** begin **

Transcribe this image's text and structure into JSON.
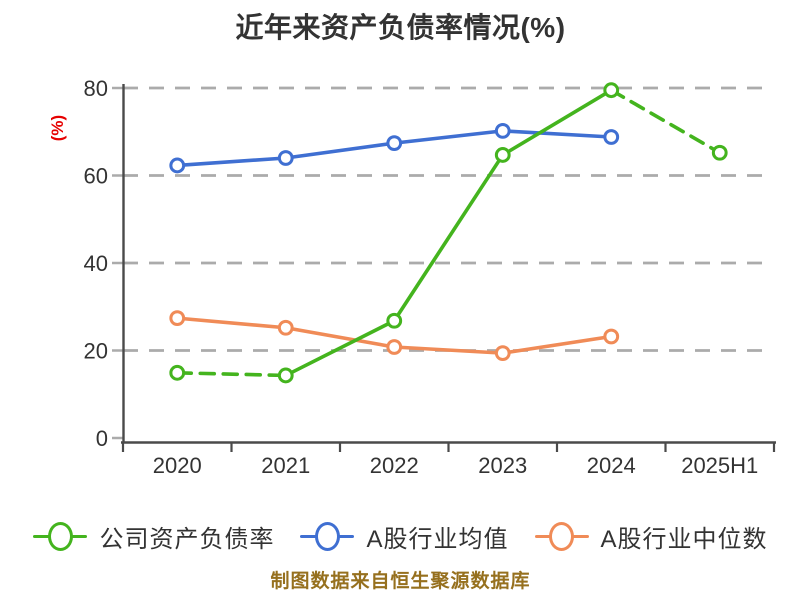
{
  "title": "近年来资产负债率情况(%)",
  "y_axis_label": "(%)",
  "footer": "制图数据来自恒生聚源数据库",
  "colors": {
    "background": "#ffffff",
    "text": "#333333",
    "axis": "#4a4a4a",
    "grid": "#ababab",
    "accent_red": "#e60000",
    "footer_color": "#96701e",
    "marker_fill": "#ffffff"
  },
  "chart_data": {
    "type": "line",
    "categories": [
      "2020",
      "2021",
      "2022",
      "2023",
      "2024",
      "2025H1"
    ],
    "ylim": [
      0,
      80
    ],
    "yticks": [
      0,
      20,
      40,
      60,
      80
    ],
    "grid": "horizontal-dashed",
    "legend_position": "bottom",
    "marker": "open-circle",
    "series": [
      {
        "id": "company-debt-ratio",
        "name": "公司资产负债率",
        "color": "#44b41e",
        "values": [
          14.9,
          14.3,
          26.8,
          64.7,
          79.5,
          65.2
        ],
        "dashed_segments": [
          [
            0,
            1
          ],
          [
            4,
            5
          ]
        ]
      },
      {
        "id": "industry-average",
        "name": "A股行业均值",
        "color": "#3f6fd2",
        "values": [
          62.3,
          64.0,
          67.4,
          70.2,
          68.8,
          null
        ],
        "dashed_segments": []
      },
      {
        "id": "industry-median",
        "name": "A股行业中位数",
        "color": "#f08b57",
        "values": [
          27.4,
          25.2,
          20.8,
          19.4,
          23.2,
          null
        ],
        "dashed_segments": []
      }
    ]
  }
}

** end **

Retype all entries exactly as they appear, dropping the images.

Transcribe this image's text and structure into JSON.
{
  "title": "近年来资产负债率情况(%)",
  "y_axis_label": "(%)",
  "footer": "制图数据来自恒生聚源数据库",
  "colors": {
    "background": "#ffffff",
    "text": "#333333",
    "axis": "#4a4a4a",
    "grid": "#ababab",
    "accent_red": "#e60000",
    "footer_color": "#96701e",
    "marker_fill": "#ffffff"
  },
  "chart_data": {
    "type": "line",
    "categories": [
      "2020",
      "2021",
      "2022",
      "2023",
      "2024",
      "2025H1"
    ],
    "ylim": [
      0,
      80
    ],
    "yticks": [
      0,
      20,
      40,
      60,
      80
    ],
    "grid": "horizontal-dashed",
    "legend_position": "bottom",
    "marker": "open-circle",
    "series": [
      {
        "id": "company-debt-ratio",
        "name": "公司资产负债率",
        "color": "#44b41e",
        "values": [
          14.9,
          14.3,
          26.8,
          64.7,
          79.5,
          65.2
        ],
        "dashed_segments": [
          [
            0,
            1
          ],
          [
            4,
            5
          ]
        ]
      },
      {
        "id": "industry-average",
        "name": "A股行业均值",
        "color": "#3f6fd2",
        "values": [
          62.3,
          64.0,
          67.4,
          70.2,
          68.8,
          null
        ],
        "dashed_segments": []
      },
      {
        "id": "industry-median",
        "name": "A股行业中位数",
        "color": "#f08b57",
        "values": [
          27.4,
          25.2,
          20.8,
          19.4,
          23.2,
          null
        ],
        "dashed_segments": []
      }
    ]
  }
}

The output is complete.